Dataset rows about figures »
────────────────────────────────────────
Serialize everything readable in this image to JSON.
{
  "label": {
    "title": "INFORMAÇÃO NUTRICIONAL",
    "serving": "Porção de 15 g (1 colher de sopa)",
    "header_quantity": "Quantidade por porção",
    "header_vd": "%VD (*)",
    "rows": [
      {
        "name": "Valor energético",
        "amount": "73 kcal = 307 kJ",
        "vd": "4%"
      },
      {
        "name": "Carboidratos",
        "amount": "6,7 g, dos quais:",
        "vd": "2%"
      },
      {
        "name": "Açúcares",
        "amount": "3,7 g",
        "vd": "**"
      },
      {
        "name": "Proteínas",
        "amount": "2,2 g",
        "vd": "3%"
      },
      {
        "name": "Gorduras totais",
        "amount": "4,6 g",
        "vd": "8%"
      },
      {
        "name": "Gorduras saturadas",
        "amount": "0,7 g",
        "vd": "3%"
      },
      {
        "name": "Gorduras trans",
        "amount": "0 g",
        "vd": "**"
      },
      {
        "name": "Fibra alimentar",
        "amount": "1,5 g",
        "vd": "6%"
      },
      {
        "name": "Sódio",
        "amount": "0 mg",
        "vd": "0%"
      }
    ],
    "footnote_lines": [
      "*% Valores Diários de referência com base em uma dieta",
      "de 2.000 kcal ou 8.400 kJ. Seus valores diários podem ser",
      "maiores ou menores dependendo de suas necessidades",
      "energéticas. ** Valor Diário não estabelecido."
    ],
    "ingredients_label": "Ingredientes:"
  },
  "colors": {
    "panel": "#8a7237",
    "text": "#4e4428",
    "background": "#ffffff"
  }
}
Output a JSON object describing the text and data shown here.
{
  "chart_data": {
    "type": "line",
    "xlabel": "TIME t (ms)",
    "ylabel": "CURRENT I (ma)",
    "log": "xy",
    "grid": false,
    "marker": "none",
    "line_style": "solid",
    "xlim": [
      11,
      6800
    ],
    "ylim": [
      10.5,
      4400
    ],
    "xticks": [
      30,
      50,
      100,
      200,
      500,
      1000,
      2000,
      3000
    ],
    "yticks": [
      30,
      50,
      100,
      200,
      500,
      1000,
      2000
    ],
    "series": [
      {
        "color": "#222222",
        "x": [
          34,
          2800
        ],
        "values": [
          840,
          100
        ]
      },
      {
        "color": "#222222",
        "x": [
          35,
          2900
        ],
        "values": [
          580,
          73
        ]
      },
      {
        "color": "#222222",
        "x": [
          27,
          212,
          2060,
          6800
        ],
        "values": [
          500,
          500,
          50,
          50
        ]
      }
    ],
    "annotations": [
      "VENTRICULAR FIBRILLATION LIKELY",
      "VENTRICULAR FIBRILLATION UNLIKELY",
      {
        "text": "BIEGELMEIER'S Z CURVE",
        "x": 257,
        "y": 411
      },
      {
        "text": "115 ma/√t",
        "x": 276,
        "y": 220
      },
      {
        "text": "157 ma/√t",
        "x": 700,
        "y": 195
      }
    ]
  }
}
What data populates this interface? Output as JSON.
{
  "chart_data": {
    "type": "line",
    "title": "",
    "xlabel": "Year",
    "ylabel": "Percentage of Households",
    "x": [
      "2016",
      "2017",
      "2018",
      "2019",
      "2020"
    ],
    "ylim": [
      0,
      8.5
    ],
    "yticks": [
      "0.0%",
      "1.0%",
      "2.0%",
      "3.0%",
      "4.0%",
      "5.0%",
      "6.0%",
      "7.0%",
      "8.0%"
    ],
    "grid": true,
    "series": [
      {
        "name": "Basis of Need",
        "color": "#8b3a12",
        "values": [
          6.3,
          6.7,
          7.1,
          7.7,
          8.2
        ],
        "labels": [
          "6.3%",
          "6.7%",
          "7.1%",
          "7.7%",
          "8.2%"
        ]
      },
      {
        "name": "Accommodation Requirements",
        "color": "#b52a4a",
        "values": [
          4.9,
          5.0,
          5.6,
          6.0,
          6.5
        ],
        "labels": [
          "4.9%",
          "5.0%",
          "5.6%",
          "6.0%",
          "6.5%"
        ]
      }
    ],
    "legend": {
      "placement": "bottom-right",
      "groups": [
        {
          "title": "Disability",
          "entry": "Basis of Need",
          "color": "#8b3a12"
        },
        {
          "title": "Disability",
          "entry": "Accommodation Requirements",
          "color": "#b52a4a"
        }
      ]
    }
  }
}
────────────────────────────────────────
Written request »
Reproduce the material exactly, with every line intact.

Task output »
Serialize everything readable in this image to JSON.
{
  "label": {
    "title": "INFORMAÇÃO NUTRICIONAL",
    "serving": "Porção de 15 g (1 colher de sopa)",
    "header_quantity": "Quantidade por porção",
    "header_vd": "%VD (*)",
    "rows": [
      {
        "name": "Valor energético",
        "amount": "73 kcal = 307 kJ",
        "vd": "4%"
      },
      {
        "name": "Carboidratos",
        "amount": "6,7 g, dos quais:",
        "vd": "2%"
      },
      {
        "name": "Açúcares",
        "amount": "3,7 g",
        "vd": "**"
      },
      {
        "name": "Proteínas",
        "amount": "2,2 g",
        "vd": "3%"
      },
      {
        "name": "Gorduras totais",
        "amount": "4,6 g",
        "vd": "8%"
      },
      {
        "name": "Gorduras saturadas",
        "amount": "0,7 g",
        "vd": "3%"
      },
      {
        "name": "Gorduras trans",
        "amount": "0 g",
        "vd": "**"
      },
      {
        "name": "Fibra alimentar",
        "amount": "1,5 g",
        "vd": "6%"
      },
      {
        "name": "Sódio",
        "amount": "0 mg",
        "vd": "0%"
      }
    ],
    "footnote_lines": [
      "*% Valores Diários de referência com base em uma dieta",
      "de 2.000 kcal ou 8.400 kJ. Seus valores diários podem ser",
      "maiores ou menores dependendo de suas necessidades",
      "energéticas. ** Valor Diário não estabelecido."
    ],
    "ingredients_label": "Ingredientes:"
  },
  "colors": {
    "panel": "#8a7237",
    "text": "#4e4428",
    "background": "#ffffff"
  }
}
Output a JSON object describing the text and data shown here.
{
  "chart_data": {
    "type": "line",
    "xlabel": "TIME t (ms)",
    "ylabel": "CURRENT I (ma)",
    "log": "xy",
    "grid": false,
    "marker": "none",
    "line_style": "solid",
    "xlim": [
      11,
      6800
    ],
    "ylim": [
      10.5,
      4400
    ],
    "xticks": [
      30,
      50,
      100,
      200,
      500,
      1000,
      2000,
      3000
    ],
    "yticks": [
      30,
      50,
      100,
      200,
      500,
      1000,
      2000
    ],
    "series": [
      {
        "color": "#222222",
        "x": [
          34,
          2800
        ],
        "values": [
          840,
          100
        ]
      },
      {
        "color": "#222222",
        "x": [
          35,
          2900
        ],
        "values": [
          580,
          73
        ]
      },
      {
        "color": "#222222",
        "x": [
          27,
          212,
          2060,
          6800
        ],
        "values": [
          500,
          500,
          50,
          50
        ]
      }
    ],
    "annotations": [
      "VENTRICULAR FIBRILLATION LIKELY",
      "VENTRICULAR FIBRILLATION UNLIKELY",
      {
        "text": "BIEGELMEIER'S Z CURVE",
        "x": 257,
        "y": 411
      },
      {
        "text": "115 ma/√t",
        "x": 276,
        "y": 220
      },
      {
        "text": "157 ma/√t",
        "x": 700,
        "y": 195
      }
    ]
  }
}
What data populates this interface? Output as JSON.
{
  "chart_data": {
    "type": "line",
    "title": "",
    "xlabel": "Year",
    "ylabel": "Percentage of Households",
    "x": [
      "2016",
      "2017",
      "2018",
      "2019",
      "2020"
    ],
    "ylim": [
      0,
      8.5
    ],
    "yticks": [
      "0.0%",
      "1.0%",
      "2.0%",
      "3.0%",
      "4.0%",
      "5.0%",
      "6.0%",
      "7.0%",
      "8.0%"
    ],
    "grid": true,
    "series": [
      {
        "name": "Basis of Need",
        "color": "#8b3a12",
        "values": [
          6.3,
          6.7,
          7.1,
          7.7,
          8.2
        ],
        "labels": [
          "6.3%",
          "6.7%",
          "7.1%",
          "7.7%",
          "8.2%"
        ]
      },
      {
        "name": "Accommodation Requirements",
        "color": "#b52a4a",
        "values": [
          4.9,
          5.0,
          5.6,
          6.0,
          6.5
        ],
        "labels": [
          "4.9%",
          "5.0%",
          "5.6%",
          "6.0%",
          "6.5%"
        ]
      }
    ],
    "legend": {
      "placement": "bottom-right",
      "groups": [
        {
          "title": "Disability",
          "entry": "Basis of Need",
          "color": "#8b3a12"
        },
        {
          "title": "Disability",
          "entry": "Accommodation Requirements",
          "color": "#b52a4a"
        }
      ]
    }
  }
}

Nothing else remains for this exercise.